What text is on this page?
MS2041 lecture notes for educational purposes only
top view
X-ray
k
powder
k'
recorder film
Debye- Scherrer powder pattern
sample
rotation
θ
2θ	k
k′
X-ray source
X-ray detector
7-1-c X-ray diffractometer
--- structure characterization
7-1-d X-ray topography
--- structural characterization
__________________________________________________
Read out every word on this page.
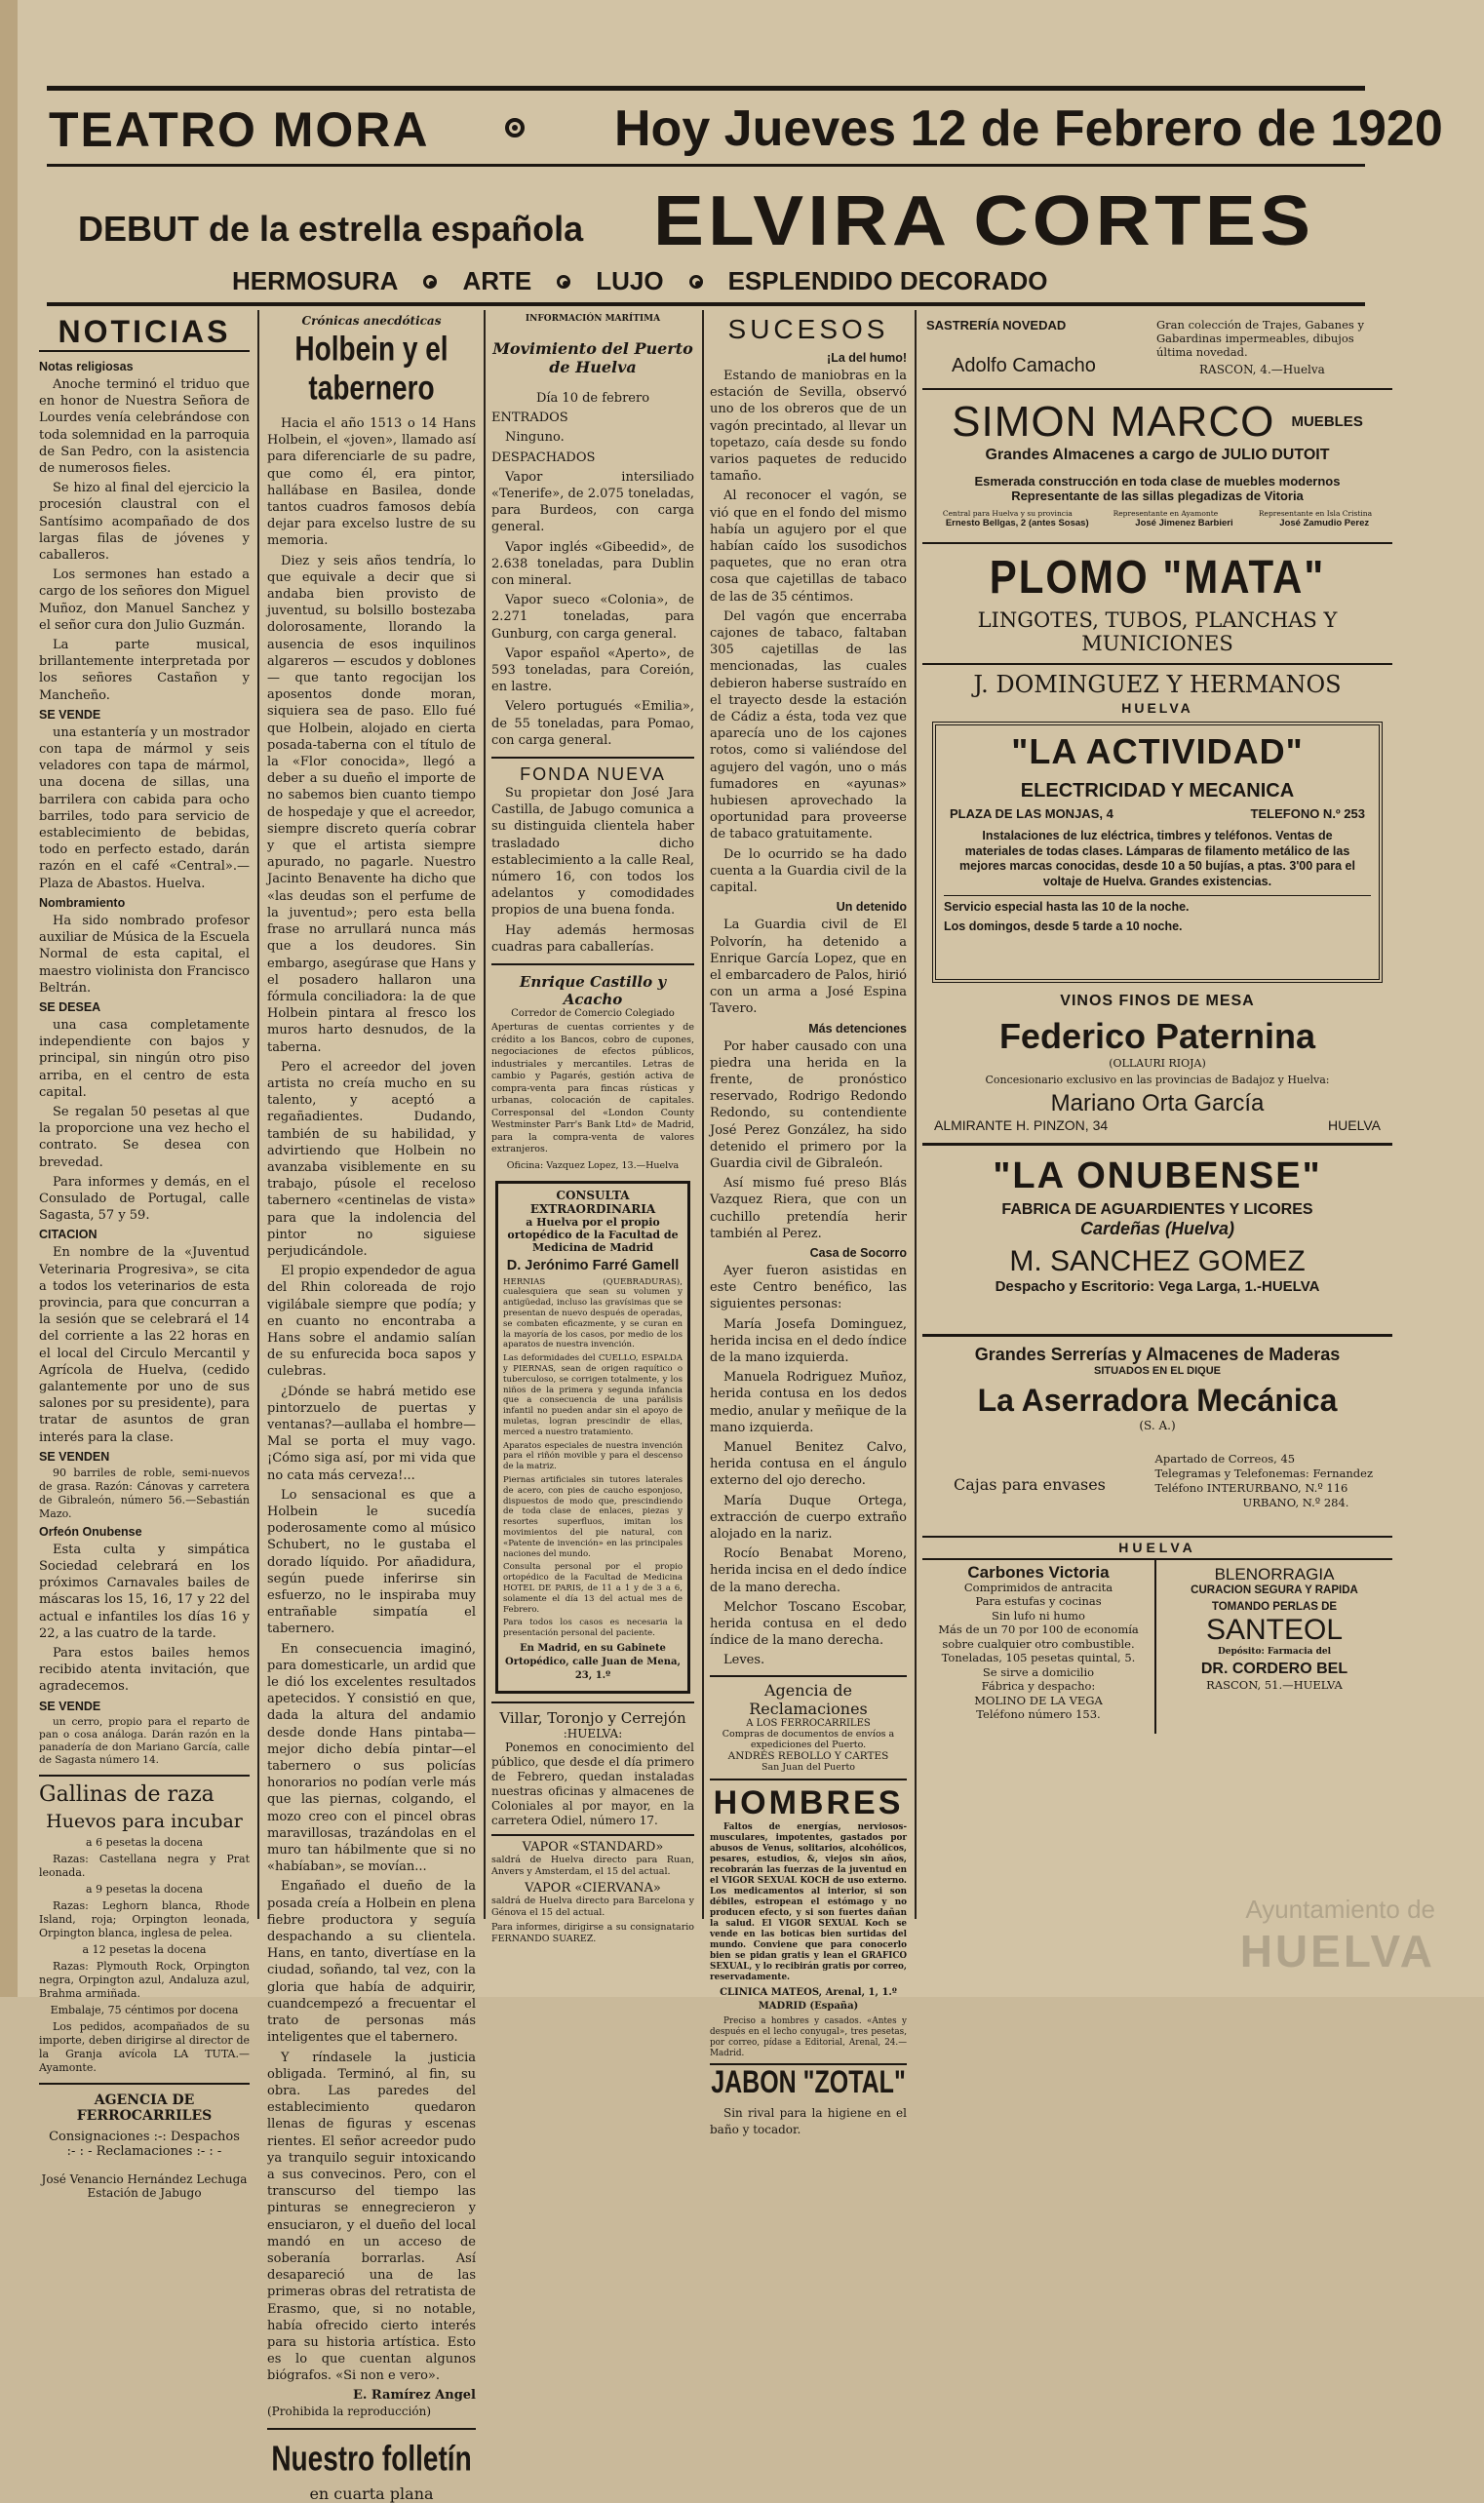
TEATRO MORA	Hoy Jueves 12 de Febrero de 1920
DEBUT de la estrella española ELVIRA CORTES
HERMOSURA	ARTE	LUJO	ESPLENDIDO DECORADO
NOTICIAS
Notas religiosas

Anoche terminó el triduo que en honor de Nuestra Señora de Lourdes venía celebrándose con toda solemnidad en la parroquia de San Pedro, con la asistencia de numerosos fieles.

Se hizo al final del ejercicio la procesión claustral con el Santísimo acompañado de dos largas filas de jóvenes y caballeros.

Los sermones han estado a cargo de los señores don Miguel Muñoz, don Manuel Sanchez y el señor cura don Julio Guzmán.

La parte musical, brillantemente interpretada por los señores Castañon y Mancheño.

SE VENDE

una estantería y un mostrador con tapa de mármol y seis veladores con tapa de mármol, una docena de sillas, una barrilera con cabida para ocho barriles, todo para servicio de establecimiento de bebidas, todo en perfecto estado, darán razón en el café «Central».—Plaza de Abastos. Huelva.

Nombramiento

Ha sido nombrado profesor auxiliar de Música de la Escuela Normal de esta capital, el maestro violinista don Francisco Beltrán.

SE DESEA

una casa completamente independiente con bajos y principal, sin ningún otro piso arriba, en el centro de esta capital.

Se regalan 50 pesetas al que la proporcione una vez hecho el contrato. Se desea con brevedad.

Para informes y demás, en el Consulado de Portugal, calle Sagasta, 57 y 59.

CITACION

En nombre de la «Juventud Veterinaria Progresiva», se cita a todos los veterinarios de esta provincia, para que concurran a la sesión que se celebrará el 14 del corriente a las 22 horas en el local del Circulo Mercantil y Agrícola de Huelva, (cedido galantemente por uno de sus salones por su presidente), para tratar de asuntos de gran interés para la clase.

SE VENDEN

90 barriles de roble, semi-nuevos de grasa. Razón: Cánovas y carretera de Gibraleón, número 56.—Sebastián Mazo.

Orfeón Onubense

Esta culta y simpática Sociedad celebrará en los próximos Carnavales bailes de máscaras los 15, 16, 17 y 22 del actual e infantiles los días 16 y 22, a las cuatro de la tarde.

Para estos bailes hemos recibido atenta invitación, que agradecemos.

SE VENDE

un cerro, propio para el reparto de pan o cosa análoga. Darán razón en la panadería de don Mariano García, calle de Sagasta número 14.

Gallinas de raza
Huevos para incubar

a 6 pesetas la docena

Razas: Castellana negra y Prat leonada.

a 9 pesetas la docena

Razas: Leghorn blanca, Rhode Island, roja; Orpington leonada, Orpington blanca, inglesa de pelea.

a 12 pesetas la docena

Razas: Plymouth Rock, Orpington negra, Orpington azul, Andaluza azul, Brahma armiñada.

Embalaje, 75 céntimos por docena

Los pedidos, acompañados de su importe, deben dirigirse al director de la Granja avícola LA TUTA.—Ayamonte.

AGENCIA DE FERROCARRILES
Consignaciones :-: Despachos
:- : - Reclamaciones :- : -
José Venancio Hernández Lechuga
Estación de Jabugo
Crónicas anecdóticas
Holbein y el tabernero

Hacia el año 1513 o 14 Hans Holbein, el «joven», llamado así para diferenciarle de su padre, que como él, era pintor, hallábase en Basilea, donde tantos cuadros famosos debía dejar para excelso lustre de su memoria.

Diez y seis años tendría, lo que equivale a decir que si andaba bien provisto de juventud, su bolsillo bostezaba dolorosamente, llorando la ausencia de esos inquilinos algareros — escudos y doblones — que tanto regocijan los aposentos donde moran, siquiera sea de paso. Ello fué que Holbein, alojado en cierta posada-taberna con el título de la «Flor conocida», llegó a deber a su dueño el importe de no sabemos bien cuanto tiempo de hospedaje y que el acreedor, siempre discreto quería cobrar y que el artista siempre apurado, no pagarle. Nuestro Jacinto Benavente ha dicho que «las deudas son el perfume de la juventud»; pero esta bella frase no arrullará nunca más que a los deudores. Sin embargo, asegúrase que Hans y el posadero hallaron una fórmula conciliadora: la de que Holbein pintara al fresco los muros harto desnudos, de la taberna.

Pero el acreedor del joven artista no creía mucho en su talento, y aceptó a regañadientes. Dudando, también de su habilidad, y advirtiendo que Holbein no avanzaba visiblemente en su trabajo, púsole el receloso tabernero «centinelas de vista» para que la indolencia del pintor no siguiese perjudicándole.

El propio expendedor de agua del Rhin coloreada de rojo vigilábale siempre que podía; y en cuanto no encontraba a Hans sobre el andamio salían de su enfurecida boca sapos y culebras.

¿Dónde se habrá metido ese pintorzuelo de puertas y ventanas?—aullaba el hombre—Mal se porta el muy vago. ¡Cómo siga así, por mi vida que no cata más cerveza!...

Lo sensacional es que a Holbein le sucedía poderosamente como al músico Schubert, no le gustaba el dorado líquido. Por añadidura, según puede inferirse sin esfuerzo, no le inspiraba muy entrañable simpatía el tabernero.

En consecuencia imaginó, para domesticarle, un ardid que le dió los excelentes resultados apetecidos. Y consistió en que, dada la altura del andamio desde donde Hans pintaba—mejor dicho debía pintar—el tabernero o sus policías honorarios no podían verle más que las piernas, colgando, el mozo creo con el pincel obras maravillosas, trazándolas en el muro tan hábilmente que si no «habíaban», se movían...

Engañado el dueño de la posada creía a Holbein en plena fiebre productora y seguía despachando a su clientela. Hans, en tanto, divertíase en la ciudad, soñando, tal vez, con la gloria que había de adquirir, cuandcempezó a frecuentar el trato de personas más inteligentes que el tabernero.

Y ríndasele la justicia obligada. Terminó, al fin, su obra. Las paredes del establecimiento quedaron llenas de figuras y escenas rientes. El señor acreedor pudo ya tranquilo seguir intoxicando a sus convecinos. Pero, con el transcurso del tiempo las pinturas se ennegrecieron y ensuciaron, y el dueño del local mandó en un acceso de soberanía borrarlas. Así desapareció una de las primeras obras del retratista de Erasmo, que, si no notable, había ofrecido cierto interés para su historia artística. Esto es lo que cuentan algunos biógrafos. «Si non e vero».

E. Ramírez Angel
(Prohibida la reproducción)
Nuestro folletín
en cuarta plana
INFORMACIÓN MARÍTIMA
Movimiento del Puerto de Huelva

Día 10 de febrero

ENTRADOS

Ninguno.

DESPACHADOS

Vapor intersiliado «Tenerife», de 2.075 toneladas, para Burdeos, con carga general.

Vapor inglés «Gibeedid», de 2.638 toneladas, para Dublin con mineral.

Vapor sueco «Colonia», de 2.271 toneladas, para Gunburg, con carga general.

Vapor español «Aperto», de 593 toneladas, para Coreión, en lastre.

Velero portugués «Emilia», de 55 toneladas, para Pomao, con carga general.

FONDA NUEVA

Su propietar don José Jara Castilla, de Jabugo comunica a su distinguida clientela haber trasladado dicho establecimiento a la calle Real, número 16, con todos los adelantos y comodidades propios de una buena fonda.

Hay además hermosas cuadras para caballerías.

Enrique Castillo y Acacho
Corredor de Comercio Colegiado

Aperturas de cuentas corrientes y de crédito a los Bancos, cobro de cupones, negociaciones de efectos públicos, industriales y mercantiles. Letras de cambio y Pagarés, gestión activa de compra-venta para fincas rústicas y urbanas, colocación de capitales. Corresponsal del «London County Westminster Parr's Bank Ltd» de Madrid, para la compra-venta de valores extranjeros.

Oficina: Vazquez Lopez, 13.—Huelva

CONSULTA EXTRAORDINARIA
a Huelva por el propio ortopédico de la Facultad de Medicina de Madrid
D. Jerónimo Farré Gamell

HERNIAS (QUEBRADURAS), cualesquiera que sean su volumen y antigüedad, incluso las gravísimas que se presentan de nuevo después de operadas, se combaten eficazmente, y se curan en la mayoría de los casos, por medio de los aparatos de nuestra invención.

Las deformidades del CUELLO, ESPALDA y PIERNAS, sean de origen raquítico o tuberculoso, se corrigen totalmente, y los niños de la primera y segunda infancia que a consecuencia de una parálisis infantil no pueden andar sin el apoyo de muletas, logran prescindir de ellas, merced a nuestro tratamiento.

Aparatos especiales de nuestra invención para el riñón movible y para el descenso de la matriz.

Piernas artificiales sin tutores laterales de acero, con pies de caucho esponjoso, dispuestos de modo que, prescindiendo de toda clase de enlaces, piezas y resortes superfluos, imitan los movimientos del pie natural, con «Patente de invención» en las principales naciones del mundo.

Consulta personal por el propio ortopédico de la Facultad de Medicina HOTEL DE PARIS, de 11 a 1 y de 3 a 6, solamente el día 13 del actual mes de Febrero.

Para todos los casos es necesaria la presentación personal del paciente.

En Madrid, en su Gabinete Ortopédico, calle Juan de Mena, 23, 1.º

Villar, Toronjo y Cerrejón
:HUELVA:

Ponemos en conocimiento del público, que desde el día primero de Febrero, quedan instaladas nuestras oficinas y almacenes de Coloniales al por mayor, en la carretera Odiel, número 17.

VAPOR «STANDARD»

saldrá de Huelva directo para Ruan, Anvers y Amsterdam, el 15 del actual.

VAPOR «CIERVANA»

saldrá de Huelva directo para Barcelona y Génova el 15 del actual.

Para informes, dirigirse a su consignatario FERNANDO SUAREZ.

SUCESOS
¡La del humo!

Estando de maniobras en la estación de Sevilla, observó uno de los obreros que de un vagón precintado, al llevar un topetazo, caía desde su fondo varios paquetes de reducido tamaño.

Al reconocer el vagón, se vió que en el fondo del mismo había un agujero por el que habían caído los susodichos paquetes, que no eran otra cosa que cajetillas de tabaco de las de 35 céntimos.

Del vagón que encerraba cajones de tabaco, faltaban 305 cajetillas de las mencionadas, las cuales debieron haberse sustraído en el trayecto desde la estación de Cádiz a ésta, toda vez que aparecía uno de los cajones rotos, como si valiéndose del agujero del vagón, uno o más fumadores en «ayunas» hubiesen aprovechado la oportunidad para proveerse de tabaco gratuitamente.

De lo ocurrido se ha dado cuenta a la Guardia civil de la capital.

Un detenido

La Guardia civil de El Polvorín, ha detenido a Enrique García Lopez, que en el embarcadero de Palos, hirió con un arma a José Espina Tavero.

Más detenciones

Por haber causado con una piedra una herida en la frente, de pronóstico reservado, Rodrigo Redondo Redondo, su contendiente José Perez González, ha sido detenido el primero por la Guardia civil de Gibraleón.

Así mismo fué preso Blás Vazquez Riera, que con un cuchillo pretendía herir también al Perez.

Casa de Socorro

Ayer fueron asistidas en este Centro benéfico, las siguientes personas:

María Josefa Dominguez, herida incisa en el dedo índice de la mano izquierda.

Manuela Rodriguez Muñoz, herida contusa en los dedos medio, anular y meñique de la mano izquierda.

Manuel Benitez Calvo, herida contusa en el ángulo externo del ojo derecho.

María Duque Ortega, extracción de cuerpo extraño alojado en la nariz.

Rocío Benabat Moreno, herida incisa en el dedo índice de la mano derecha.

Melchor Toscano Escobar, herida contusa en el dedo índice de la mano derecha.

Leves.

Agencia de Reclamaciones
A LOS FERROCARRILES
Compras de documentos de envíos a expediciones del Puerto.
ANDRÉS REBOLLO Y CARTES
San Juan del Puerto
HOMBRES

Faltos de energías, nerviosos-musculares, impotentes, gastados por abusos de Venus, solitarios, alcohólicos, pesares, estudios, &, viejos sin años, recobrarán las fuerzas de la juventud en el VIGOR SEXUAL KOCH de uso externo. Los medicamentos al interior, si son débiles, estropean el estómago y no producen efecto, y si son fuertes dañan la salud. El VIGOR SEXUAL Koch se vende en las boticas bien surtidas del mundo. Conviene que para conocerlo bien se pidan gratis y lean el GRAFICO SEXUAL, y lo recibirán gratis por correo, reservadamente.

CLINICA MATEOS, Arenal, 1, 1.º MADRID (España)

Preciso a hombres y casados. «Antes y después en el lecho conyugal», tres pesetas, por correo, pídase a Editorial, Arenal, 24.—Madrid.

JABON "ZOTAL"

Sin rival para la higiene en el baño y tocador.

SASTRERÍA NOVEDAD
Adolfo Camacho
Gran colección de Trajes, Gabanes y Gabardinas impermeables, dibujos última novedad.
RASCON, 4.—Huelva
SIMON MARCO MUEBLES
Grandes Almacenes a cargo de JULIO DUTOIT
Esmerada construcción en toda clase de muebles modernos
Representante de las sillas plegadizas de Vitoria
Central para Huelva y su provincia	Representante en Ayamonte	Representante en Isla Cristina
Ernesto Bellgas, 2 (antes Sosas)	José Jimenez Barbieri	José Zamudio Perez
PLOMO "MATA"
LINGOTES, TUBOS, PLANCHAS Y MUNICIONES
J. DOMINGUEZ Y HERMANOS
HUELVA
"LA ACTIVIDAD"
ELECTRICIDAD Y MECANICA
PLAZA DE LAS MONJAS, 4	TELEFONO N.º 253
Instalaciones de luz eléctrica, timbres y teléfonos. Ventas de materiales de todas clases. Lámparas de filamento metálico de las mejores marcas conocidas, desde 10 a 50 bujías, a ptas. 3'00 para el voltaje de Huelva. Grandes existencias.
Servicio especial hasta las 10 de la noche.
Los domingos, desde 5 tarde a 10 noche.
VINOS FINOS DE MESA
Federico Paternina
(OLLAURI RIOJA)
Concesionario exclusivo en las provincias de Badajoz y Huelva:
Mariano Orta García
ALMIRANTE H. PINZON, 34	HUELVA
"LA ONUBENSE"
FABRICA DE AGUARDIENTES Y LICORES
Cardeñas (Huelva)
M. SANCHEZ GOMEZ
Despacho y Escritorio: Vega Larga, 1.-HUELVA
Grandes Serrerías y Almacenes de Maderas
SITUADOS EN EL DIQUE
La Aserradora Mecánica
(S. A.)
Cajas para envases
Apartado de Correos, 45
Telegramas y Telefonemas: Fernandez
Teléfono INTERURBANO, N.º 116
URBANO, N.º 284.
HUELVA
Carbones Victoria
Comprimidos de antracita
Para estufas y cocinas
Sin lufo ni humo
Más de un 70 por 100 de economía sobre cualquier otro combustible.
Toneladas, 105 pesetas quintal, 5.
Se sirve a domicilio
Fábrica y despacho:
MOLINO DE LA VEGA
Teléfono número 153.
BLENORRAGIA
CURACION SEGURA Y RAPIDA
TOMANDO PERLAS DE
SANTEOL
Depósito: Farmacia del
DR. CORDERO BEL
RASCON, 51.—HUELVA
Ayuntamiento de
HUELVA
__________________________________________________
Each line above that includes "Grandes" counts once; state the total and nothing more.

Written reply — 3